YOUR TASK: Write out each entry, exactly the way it appears.

--------------------------------------------------

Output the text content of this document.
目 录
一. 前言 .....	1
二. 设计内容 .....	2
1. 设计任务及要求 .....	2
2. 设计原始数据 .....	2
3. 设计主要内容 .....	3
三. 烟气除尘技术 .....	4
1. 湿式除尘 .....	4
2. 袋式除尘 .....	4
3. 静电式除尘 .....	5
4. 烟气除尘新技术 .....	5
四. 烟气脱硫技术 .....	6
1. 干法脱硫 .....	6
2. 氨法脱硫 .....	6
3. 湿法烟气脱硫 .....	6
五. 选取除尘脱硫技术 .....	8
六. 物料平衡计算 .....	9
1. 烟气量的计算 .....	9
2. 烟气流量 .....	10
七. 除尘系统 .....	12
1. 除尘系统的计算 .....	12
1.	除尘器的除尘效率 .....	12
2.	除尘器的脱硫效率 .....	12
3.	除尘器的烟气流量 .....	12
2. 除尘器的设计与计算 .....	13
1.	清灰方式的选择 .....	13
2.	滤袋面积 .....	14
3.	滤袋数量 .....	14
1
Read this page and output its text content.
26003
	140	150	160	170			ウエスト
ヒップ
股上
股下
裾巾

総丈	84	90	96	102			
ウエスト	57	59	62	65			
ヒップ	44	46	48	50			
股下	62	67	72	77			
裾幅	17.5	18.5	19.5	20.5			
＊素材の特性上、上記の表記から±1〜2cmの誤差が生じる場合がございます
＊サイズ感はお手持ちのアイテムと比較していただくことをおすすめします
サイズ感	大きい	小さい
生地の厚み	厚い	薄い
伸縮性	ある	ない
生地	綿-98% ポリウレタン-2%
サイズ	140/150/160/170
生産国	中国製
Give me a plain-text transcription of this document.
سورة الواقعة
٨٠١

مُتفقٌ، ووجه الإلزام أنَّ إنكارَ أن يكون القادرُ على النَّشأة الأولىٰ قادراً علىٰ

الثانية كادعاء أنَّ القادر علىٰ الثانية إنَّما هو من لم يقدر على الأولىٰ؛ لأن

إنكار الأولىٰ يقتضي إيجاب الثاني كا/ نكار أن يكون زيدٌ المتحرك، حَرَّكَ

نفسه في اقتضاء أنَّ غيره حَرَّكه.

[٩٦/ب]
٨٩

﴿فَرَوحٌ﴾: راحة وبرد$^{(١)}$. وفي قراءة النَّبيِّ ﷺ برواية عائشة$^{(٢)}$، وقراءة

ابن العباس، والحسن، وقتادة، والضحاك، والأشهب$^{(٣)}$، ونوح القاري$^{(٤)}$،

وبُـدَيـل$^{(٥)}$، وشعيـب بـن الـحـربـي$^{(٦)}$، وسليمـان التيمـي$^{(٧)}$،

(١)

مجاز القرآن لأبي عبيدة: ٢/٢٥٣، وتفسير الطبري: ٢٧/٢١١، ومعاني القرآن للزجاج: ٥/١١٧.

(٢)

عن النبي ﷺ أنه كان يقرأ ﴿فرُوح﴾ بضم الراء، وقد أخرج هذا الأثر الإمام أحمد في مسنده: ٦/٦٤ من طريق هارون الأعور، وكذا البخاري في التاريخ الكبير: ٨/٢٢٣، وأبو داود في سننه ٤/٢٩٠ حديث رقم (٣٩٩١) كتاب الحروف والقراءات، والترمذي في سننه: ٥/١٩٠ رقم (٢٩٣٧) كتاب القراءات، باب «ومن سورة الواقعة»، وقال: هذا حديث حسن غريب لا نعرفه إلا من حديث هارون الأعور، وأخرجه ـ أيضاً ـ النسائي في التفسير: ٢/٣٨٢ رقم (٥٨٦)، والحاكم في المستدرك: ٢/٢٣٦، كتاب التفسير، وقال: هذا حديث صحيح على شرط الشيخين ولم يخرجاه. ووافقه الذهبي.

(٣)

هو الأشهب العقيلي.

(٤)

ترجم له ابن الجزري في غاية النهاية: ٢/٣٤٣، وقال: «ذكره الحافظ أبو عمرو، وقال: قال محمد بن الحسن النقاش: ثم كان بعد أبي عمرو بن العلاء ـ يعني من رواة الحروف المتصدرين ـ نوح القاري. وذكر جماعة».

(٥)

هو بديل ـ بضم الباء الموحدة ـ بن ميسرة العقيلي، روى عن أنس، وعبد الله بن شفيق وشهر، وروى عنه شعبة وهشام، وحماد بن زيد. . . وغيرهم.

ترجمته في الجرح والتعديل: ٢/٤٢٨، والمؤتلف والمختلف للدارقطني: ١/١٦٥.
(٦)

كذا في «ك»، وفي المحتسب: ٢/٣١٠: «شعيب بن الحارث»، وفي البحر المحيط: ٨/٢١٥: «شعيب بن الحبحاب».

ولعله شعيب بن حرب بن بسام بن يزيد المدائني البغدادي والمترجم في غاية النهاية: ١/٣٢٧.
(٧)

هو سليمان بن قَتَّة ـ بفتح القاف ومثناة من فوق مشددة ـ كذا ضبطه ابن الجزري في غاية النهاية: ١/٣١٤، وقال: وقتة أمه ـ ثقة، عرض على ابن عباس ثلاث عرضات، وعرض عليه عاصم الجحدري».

--------------------------------------------------

RESULT OF THIS TASK:
Output the text content of this document.
目 录
一. 前言 .....	1
二. 设计内容 .....	2
1. 设计任务及要求 .....	2
2. 设计原始数据 .....	2
3. 设计主要内容 .....	3
三. 烟气除尘技术 .....	4
1. 湿式除尘 .....	4
2. 袋式除尘 .....	4
3. 静电式除尘 .....	5
4. 烟气除尘新技术 .....	5
四. 烟气脱硫技术 .....	6
1. 干法脱硫 .....	6
2. 氨法脱硫 .....	6
3. 湿法烟气脱硫 .....	6
五. 选取除尘脱硫技术 .....	8
六. 物料平衡计算 .....	9
1. 烟气量的计算 .....	9
2. 烟气流量 .....	10
七. 除尘系统 .....	12
1. 除尘系统的计算 .....	12
1.	除尘器的除尘效率 .....	12
2.	除尘器的脱硫效率 .....	12
3.	除尘器的烟气流量 .....	12
2. 除尘器的设计与计算 .....	13
1.	清灰方式的选择 .....	13
2.	滤袋面积 .....	14
3.	滤袋数量 .....	14
1
Read this page and output its text content.
26003
	140	150	160	170			ウエスト
ヒップ
股上
股下
裾巾

総丈	84	90	96	102			
ウエスト	57	59	62	65			
ヒップ	44	46	48	50			
股下	62	67	72	77			
裾幅	17.5	18.5	19.5	20.5			
＊素材の特性上、上記の表記から±1〜2cmの誤差が生じる場合がございます
＊サイズ感はお手持ちのアイテムと比較していただくことをおすすめします
サイズ感	大きい	小さい
生地の厚み	厚い	薄い
伸縮性	ある	ない
生地	綿-98% ポリウレタン-2%
サイズ	140/150/160/170
生産国	中国製
Give me a plain-text transcription of this document.
سورة الواقعة
٨٠١

مُتفقٌ، ووجه الإلزام أنَّ إنكارَ أن يكون القادرُ على النَّشأة الأولىٰ قادراً علىٰ

الثانية كادعاء أنَّ القادر علىٰ الثانية إنَّما هو من لم يقدر على الأولىٰ؛ لأن

إنكار الأولىٰ يقتضي إيجاب الثاني كا/ نكار أن يكون زيدٌ المتحرك، حَرَّكَ

نفسه في اقتضاء أنَّ غيره حَرَّكه.

[٩٦/ب]
٨٩

﴿فَرَوحٌ﴾: راحة وبرد$^{(١)}$. وفي قراءة النَّبيِّ ﷺ برواية عائشة$^{(٢)}$، وقراءة

ابن العباس، والحسن، وقتادة، والضحاك، والأشهب$^{(٣)}$، ونوح القاري$^{(٤)}$،

وبُـدَيـل$^{(٥)}$، وشعيـب بـن الـحـربـي$^{(٦)}$، وسليمـان التيمـي$^{(٧)}$،

(١)

مجاز القرآن لأبي عبيدة: ٢/٢٥٣، وتفسير الطبري: ٢٧/٢١١، ومعاني القرآن للزجاج: ٥/١١٧.

(٢)

عن النبي ﷺ أنه كان يقرأ ﴿فرُوح﴾ بضم الراء، وقد أخرج هذا الأثر الإمام أحمد في مسنده: ٦/٦٤ من طريق هارون الأعور، وكذا البخاري في التاريخ الكبير: ٨/٢٢٣، وأبو داود في سننه ٤/٢٩٠ حديث رقم (٣٩٩١) كتاب الحروف والقراءات، والترمذي في سننه: ٥/١٩٠ رقم (٢٩٣٧) كتاب القراءات، باب «ومن سورة الواقعة»، وقال: هذا حديث حسن غريب لا نعرفه إلا من حديث هارون الأعور، وأخرجه ـ أيضاً ـ النسائي في التفسير: ٢/٣٨٢ رقم (٥٨٦)، والحاكم في المستدرك: ٢/٢٣٦، كتاب التفسير، وقال: هذا حديث صحيح على شرط الشيخين ولم يخرجاه. ووافقه الذهبي.

(٣)

هو الأشهب العقيلي.

(٤)

ترجم له ابن الجزري في غاية النهاية: ٢/٣٤٣، وقال: «ذكره الحافظ أبو عمرو، وقال: قال محمد بن الحسن النقاش: ثم كان بعد أبي عمرو بن العلاء ـ يعني من رواة الحروف المتصدرين ـ نوح القاري. وذكر جماعة».

(٥)

هو بديل ـ بضم الباء الموحدة ـ بن ميسرة العقيلي، روى عن أنس، وعبد الله بن شفيق وشهر، وروى عنه شعبة وهشام، وحماد بن زيد. . . وغيرهم.

ترجمته في الجرح والتعديل: ٢/٤٢٨، والمؤتلف والمختلف للدارقطني: ١/١٦٥.
(٦)

كذا في «ك»، وفي المحتسب: ٢/٣١٠: «شعيب بن الحارث»، وفي البحر المحيط: ٨/٢١٥: «شعيب بن الحبحاب».

ولعله شعيب بن حرب بن بسام بن يزيد المدائني البغدادي والمترجم في غاية النهاية: ١/٣٢٧.
(٧)

هو سليمان بن قَتَّة ـ بفتح القاف ومثناة من فوق مشددة ـ كذا ضبطه ابن الجزري في غاية النهاية: ١/٣١٤، وقال: وقتة أمه ـ ثقة، عرض على ابن عباس ثلاث عرضات، وعرض عليه عاصم الجحدري».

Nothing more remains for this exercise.